[Stored data]
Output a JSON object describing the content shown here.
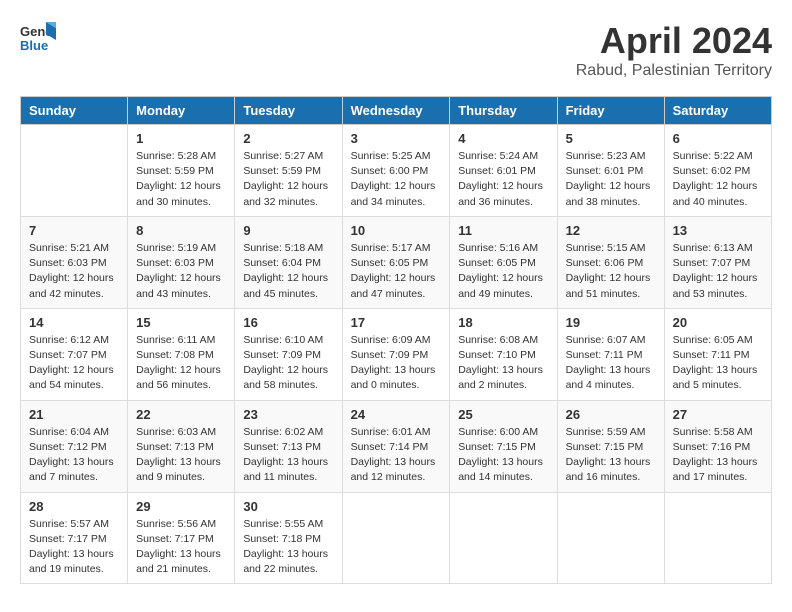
{
  "logo": {
    "line1": "General",
    "line2": "Blue"
  },
  "title": "April 2024",
  "subtitle": "Rabud, Palestinian Territory",
  "columns": [
    "Sunday",
    "Monday",
    "Tuesday",
    "Wednesday",
    "Thursday",
    "Friday",
    "Saturday"
  ],
  "weeks": [
    [
      {
        "day": "",
        "info": ""
      },
      {
        "day": "1",
        "info": "Sunrise: 5:28 AM\nSunset: 5:59 PM\nDaylight: 12 hours\nand 30 minutes."
      },
      {
        "day": "2",
        "info": "Sunrise: 5:27 AM\nSunset: 5:59 PM\nDaylight: 12 hours\nand 32 minutes."
      },
      {
        "day": "3",
        "info": "Sunrise: 5:25 AM\nSunset: 6:00 PM\nDaylight: 12 hours\nand 34 minutes."
      },
      {
        "day": "4",
        "info": "Sunrise: 5:24 AM\nSunset: 6:01 PM\nDaylight: 12 hours\nand 36 minutes."
      },
      {
        "day": "5",
        "info": "Sunrise: 5:23 AM\nSunset: 6:01 PM\nDaylight: 12 hours\nand 38 minutes."
      },
      {
        "day": "6",
        "info": "Sunrise: 5:22 AM\nSunset: 6:02 PM\nDaylight: 12 hours\nand 40 minutes."
      }
    ],
    [
      {
        "day": "7",
        "info": "Sunrise: 5:21 AM\nSunset: 6:03 PM\nDaylight: 12 hours\nand 42 minutes."
      },
      {
        "day": "8",
        "info": "Sunrise: 5:19 AM\nSunset: 6:03 PM\nDaylight: 12 hours\nand 43 minutes."
      },
      {
        "day": "9",
        "info": "Sunrise: 5:18 AM\nSunset: 6:04 PM\nDaylight: 12 hours\nand 45 minutes."
      },
      {
        "day": "10",
        "info": "Sunrise: 5:17 AM\nSunset: 6:05 PM\nDaylight: 12 hours\nand 47 minutes."
      },
      {
        "day": "11",
        "info": "Sunrise: 5:16 AM\nSunset: 6:05 PM\nDaylight: 12 hours\nand 49 minutes."
      },
      {
        "day": "12",
        "info": "Sunrise: 5:15 AM\nSunset: 6:06 PM\nDaylight: 12 hours\nand 51 minutes."
      },
      {
        "day": "13",
        "info": "Sunrise: 6:13 AM\nSunset: 7:07 PM\nDaylight: 12 hours\nand 53 minutes."
      }
    ],
    [
      {
        "day": "14",
        "info": "Sunrise: 6:12 AM\nSunset: 7:07 PM\nDaylight: 12 hours\nand 54 minutes."
      },
      {
        "day": "15",
        "info": "Sunrise: 6:11 AM\nSunset: 7:08 PM\nDaylight: 12 hours\nand 56 minutes."
      },
      {
        "day": "16",
        "info": "Sunrise: 6:10 AM\nSunset: 7:09 PM\nDaylight: 12 hours\nand 58 minutes."
      },
      {
        "day": "17",
        "info": "Sunrise: 6:09 AM\nSunset: 7:09 PM\nDaylight: 13 hours\nand 0 minutes."
      },
      {
        "day": "18",
        "info": "Sunrise: 6:08 AM\nSunset: 7:10 PM\nDaylight: 13 hours\nand 2 minutes."
      },
      {
        "day": "19",
        "info": "Sunrise: 6:07 AM\nSunset: 7:11 PM\nDaylight: 13 hours\nand 4 minutes."
      },
      {
        "day": "20",
        "info": "Sunrise: 6:05 AM\nSunset: 7:11 PM\nDaylight: 13 hours\nand 5 minutes."
      }
    ],
    [
      {
        "day": "21",
        "info": "Sunrise: 6:04 AM\nSunset: 7:12 PM\nDaylight: 13 hours\nand 7 minutes."
      },
      {
        "day": "22",
        "info": "Sunrise: 6:03 AM\nSunset: 7:13 PM\nDaylight: 13 hours\nand 9 minutes."
      },
      {
        "day": "23",
        "info": "Sunrise: 6:02 AM\nSunset: 7:13 PM\nDaylight: 13 hours\nand 11 minutes."
      },
      {
        "day": "24",
        "info": "Sunrise: 6:01 AM\nSunset: 7:14 PM\nDaylight: 13 hours\nand 12 minutes."
      },
      {
        "day": "25",
        "info": "Sunrise: 6:00 AM\nSunset: 7:15 PM\nDaylight: 13 hours\nand 14 minutes."
      },
      {
        "day": "26",
        "info": "Sunrise: 5:59 AM\nSunset: 7:15 PM\nDaylight: 13 hours\nand 16 minutes."
      },
      {
        "day": "27",
        "info": "Sunrise: 5:58 AM\nSunset: 7:16 PM\nDaylight: 13 hours\nand 17 minutes."
      }
    ],
    [
      {
        "day": "28",
        "info": "Sunrise: 5:57 AM\nSunset: 7:17 PM\nDaylight: 13 hours\nand 19 minutes."
      },
      {
        "day": "29",
        "info": "Sunrise: 5:56 AM\nSunset: 7:17 PM\nDaylight: 13 hours\nand 21 minutes."
      },
      {
        "day": "30",
        "info": "Sunrise: 5:55 AM\nSunset: 7:18 PM\nDaylight: 13 hours\nand 22 minutes."
      },
      {
        "day": "",
        "info": ""
      },
      {
        "day": "",
        "info": ""
      },
      {
        "day": "",
        "info": ""
      },
      {
        "day": "",
        "info": ""
      }
    ]
  ]
}
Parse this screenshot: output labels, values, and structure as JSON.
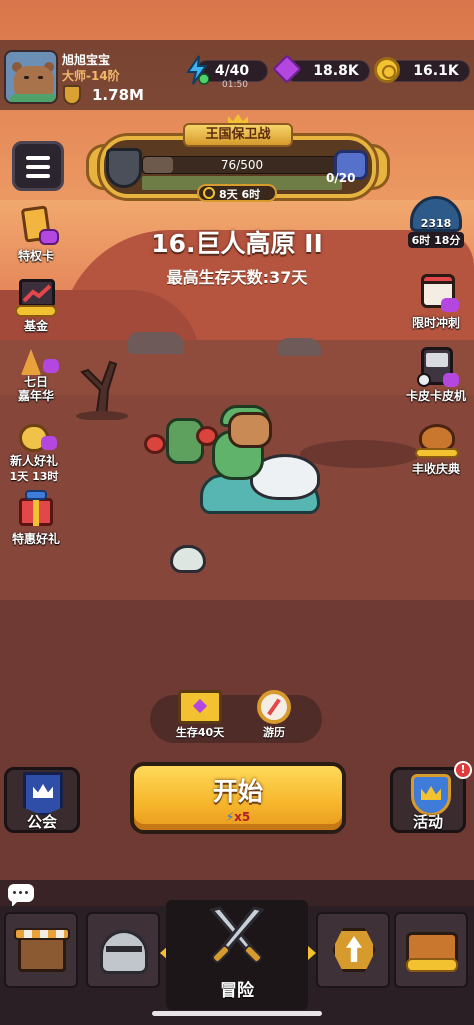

#### Task statement:
Which lines hold the word "JSON"? Return all of them from the records above.

#### Answer to the task:
Output a JSON object describing the content shown here.
Parse this screenshot: output labels, values, and structure as JSON.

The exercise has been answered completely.